Extract each line of the data below exactly as written.
[PROVIDED DATA start]
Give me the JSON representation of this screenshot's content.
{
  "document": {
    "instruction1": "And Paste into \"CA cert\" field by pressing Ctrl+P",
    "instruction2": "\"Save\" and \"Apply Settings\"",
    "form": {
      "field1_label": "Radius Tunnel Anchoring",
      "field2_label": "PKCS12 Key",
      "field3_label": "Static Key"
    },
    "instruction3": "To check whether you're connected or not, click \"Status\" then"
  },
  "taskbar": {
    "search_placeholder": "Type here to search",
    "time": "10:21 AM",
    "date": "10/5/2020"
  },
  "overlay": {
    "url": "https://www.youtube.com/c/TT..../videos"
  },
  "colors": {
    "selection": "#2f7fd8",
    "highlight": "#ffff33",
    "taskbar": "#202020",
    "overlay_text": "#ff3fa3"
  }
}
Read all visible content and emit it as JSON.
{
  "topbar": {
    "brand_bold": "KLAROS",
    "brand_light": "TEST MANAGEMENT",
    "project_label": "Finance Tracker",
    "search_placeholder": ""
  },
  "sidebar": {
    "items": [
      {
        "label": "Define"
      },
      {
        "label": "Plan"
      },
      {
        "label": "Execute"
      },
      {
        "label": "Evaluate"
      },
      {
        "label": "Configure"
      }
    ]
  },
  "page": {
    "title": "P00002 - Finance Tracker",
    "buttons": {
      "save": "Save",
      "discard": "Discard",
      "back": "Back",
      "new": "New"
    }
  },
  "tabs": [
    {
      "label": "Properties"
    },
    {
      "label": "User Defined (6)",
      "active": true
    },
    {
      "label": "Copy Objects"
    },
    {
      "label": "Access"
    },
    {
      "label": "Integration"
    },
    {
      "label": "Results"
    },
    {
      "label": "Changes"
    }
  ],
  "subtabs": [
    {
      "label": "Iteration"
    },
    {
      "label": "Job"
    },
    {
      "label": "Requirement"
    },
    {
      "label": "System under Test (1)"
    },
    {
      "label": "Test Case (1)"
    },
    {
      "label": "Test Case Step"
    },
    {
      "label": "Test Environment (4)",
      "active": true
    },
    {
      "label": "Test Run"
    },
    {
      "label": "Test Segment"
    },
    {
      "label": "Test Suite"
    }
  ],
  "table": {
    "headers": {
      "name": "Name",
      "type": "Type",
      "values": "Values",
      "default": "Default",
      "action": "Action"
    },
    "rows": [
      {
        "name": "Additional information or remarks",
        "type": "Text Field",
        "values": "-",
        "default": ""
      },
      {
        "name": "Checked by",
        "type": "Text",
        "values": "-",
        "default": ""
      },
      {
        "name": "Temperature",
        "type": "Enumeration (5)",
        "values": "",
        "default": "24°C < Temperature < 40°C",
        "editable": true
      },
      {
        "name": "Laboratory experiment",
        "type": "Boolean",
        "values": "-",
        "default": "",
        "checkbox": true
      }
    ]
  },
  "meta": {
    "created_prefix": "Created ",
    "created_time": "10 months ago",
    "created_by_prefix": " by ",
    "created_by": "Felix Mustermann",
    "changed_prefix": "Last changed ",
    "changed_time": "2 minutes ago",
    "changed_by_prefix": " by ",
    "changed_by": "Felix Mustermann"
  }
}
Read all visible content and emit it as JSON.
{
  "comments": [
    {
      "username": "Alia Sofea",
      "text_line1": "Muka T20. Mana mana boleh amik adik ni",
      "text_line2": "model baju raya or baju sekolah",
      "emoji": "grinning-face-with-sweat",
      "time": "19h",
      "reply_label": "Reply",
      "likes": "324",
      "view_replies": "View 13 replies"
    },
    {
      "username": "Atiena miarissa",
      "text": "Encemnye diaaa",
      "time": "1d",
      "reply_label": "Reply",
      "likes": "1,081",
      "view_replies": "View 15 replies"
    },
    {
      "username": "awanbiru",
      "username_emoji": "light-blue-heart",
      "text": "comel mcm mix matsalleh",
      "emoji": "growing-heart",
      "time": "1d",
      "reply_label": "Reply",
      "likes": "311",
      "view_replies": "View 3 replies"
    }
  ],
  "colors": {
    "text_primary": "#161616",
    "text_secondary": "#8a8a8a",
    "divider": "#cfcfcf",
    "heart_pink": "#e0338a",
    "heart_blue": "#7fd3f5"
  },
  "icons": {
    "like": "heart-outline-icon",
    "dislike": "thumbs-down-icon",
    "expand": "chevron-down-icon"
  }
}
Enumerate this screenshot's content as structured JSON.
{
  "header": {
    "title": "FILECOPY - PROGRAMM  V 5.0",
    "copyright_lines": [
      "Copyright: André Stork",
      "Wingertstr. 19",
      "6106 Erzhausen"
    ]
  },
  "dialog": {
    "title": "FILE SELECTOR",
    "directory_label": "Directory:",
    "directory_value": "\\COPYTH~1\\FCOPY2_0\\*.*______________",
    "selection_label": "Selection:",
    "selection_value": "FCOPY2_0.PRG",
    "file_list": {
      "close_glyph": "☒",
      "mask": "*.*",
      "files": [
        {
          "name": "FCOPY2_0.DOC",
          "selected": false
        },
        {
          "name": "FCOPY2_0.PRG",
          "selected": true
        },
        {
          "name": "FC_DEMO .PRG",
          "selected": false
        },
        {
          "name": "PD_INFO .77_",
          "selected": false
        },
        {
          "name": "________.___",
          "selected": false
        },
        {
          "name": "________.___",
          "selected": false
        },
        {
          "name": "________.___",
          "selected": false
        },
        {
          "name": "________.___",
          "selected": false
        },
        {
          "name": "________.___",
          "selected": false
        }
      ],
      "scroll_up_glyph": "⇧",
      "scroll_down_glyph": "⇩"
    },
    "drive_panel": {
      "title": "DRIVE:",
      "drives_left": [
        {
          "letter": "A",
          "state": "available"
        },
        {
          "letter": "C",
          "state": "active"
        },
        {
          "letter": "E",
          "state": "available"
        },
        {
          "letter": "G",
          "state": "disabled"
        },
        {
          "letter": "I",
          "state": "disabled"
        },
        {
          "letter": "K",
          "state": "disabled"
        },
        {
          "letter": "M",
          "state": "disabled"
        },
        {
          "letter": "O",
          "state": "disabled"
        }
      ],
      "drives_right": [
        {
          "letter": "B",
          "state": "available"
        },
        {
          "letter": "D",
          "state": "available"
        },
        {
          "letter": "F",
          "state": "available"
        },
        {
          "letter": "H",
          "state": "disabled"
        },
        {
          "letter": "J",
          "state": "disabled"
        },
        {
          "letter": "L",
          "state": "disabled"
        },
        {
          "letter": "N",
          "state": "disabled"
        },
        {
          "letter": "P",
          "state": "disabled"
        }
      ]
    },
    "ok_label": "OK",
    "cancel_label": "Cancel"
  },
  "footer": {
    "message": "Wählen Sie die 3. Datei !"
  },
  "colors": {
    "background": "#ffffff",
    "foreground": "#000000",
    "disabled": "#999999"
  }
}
[PROVIDED DATA end]
# EXPECTED ANSWER:
Give me the JSON representation of this screenshot's content.
{
  "document": {
    "instruction1": "And Paste into \"CA cert\" field by pressing Ctrl+P",
    "instruction2": "\"Save\" and \"Apply Settings\"",
    "form": {
      "field1_label": "Radius Tunnel Anchoring",
      "field2_label": "PKCS12 Key",
      "field3_label": "Static Key"
    },
    "instruction3": "To check whether you're connected or not, click \"Status\" then"
  },
  "taskbar": {
    "search_placeholder": "Type here to search",
    "time": "10:21 AM",
    "date": "10/5/2020"
  },
  "overlay": {
    "url": "https://www.youtube.com/c/TT..../videos"
  },
  "colors": {
    "selection": "#2f7fd8",
    "highlight": "#ffff33",
    "taskbar": "#202020",
    "overlay_text": "#ff3fa3"
  }
}
Read all visible content and emit it as JSON.
{
  "topbar": {
    "brand_bold": "KLAROS",
    "brand_light": "TEST MANAGEMENT",
    "project_label": "Finance Tracker",
    "search_placeholder": ""
  },
  "sidebar": {
    "items": [
      {
        "label": "Define"
      },
      {
        "label": "Plan"
      },
      {
        "label": "Execute"
      },
      {
        "label": "Evaluate"
      },
      {
        "label": "Configure"
      }
    ]
  },
  "page": {
    "title": "P00002 - Finance Tracker",
    "buttons": {
      "save": "Save",
      "discard": "Discard",
      "back": "Back",
      "new": "New"
    }
  },
  "tabs": [
    {
      "label": "Properties"
    },
    {
      "label": "User Defined (6)",
      "active": true
    },
    {
      "label": "Copy Objects"
    },
    {
      "label": "Access"
    },
    {
      "label": "Integration"
    },
    {
      "label": "Results"
    },
    {
      "label": "Changes"
    }
  ],
  "subtabs": [
    {
      "label": "Iteration"
    },
    {
      "label": "Job"
    },
    {
      "label": "Requirement"
    },
    {
      "label": "System under Test (1)"
    },
    {
      "label": "Test Case (1)"
    },
    {
      "label": "Test Case Step"
    },
    {
      "label": "Test Environment (4)",
      "active": true
    },
    {
      "label": "Test Run"
    },
    {
      "label": "Test Segment"
    },
    {
      "label": "Test Suite"
    }
  ],
  "table": {
    "headers": {
      "name": "Name",
      "type": "Type",
      "values": "Values",
      "default": "Default",
      "action": "Action"
    },
    "rows": [
      {
        "name": "Additional information or remarks",
        "type": "Text Field",
        "values": "-",
        "default": ""
      },
      {
        "name": "Checked by",
        "type": "Text",
        "values": "-",
        "default": ""
      },
      {
        "name": "Temperature",
        "type": "Enumeration (5)",
        "values": "",
        "default": "24°C < Temperature < 40°C",
        "editable": true
      },
      {
        "name": "Laboratory experiment",
        "type": "Boolean",
        "values": "-",
        "default": "",
        "checkbox": true
      }
    ]
  },
  "meta": {
    "created_prefix": "Created ",
    "created_time": "10 months ago",
    "created_by_prefix": " by ",
    "created_by": "Felix Mustermann",
    "changed_prefix": "Last changed ",
    "changed_time": "2 minutes ago",
    "changed_by_prefix": " by ",
    "changed_by": "Felix Mustermann"
  }
}
Read all visible content and emit it as JSON.
{
  "comments": [
    {
      "username": "Alia Sofea",
      "text_line1": "Muka T20. Mana mana boleh amik adik ni",
      "text_line2": "model baju raya or baju sekolah",
      "emoji": "grinning-face-with-sweat",
      "time": "19h",
      "reply_label": "Reply",
      "likes": "324",
      "view_replies": "View 13 replies"
    },
    {
      "username": "Atiena miarissa",
      "text": "Encemnye diaaa",
      "time": "1d",
      "reply_label": "Reply",
      "likes": "1,081",
      "view_replies": "View 15 replies"
    },
    {
      "username": "awanbiru",
      "username_emoji": "light-blue-heart",
      "text": "comel mcm mix matsalleh",
      "emoji": "growing-heart",
      "time": "1d",
      "reply_label": "Reply",
      "likes": "311",
      "view_replies": "View 3 replies"
    }
  ],
  "colors": {
    "text_primary": "#161616",
    "text_secondary": "#8a8a8a",
    "divider": "#cfcfcf",
    "heart_pink": "#e0338a",
    "heart_blue": "#7fd3f5"
  },
  "icons": {
    "like": "heart-outline-icon",
    "dislike": "thumbs-down-icon",
    "expand": "chevron-down-icon"
  }
}
Enumerate this screenshot's content as structured JSON.
{
  "header": {
    "title": "FILECOPY - PROGRAMM  V 5.0",
    "copyright_lines": [
      "Copyright: André Stork",
      "Wingertstr. 19",
      "6106 Erzhausen"
    ]
  },
  "dialog": {
    "title": "FILE SELECTOR",
    "directory_label": "Directory:",
    "directory_value": "\\COPYTH~1\\FCOPY2_0\\*.*______________",
    "selection_label": "Selection:",
    "selection_value": "FCOPY2_0.PRG",
    "file_list": {
      "close_glyph": "☒",
      "mask": "*.*",
      "files": [
        {
          "name": "FCOPY2_0.DOC",
          "selected": false
        },
        {
          "name": "FCOPY2_0.PRG",
          "selected": true
        },
        {
          "name": "FC_DEMO .PRG",
          "selected": false
        },
        {
          "name": "PD_INFO .77_",
          "selected": false
        },
        {
          "name": "________.___",
          "selected": false
        },
        {
          "name": "________.___",
          "selected": false
        },
        {
          "name": "________.___",
          "selected": false
        },
        {
          "name": "________.___",
          "selected": false
        },
        {
          "name": "________.___",
          "selected": false
        }
      ],
      "scroll_up_glyph": "⇧",
      "scroll_down_glyph": "⇩"
    },
    "drive_panel": {
      "title": "DRIVE:",
      "drives_left": [
        {
          "letter": "A",
          "state": "available"
        },
        {
          "letter": "C",
          "state": "active"
        },
        {
          "letter": "E",
          "state": "available"
        },
        {
          "letter": "G",
          "state": "disabled"
        },
        {
          "letter": "I",
          "state": "disabled"
        },
        {
          "letter": "K",
          "state": "disabled"
        },
        {
          "letter": "M",
          "state": "disabled"
        },
        {
          "letter": "O",
          "state": "disabled"
        }
      ],
      "drives_right": [
        {
          "letter": "B",
          "state": "available"
        },
        {
          "letter": "D",
          "state": "available"
        },
        {
          "letter": "F",
          "state": "available"
        },
        {
          "letter": "H",
          "state": "disabled"
        },
        {
          "letter": "J",
          "state": "disabled"
        },
        {
          "letter": "L",
          "state": "disabled"
        },
        {
          "letter": "N",
          "state": "disabled"
        },
        {
          "letter": "P",
          "state": "disabled"
        }
      ]
    },
    "ok_label": "OK",
    "cancel_label": "Cancel"
  },
  "footer": {
    "message": "Wählen Sie die 3. Datei !"
  },
  "colors": {
    "background": "#ffffff",
    "foreground": "#000000",
    "disabled": "#999999"
  }
}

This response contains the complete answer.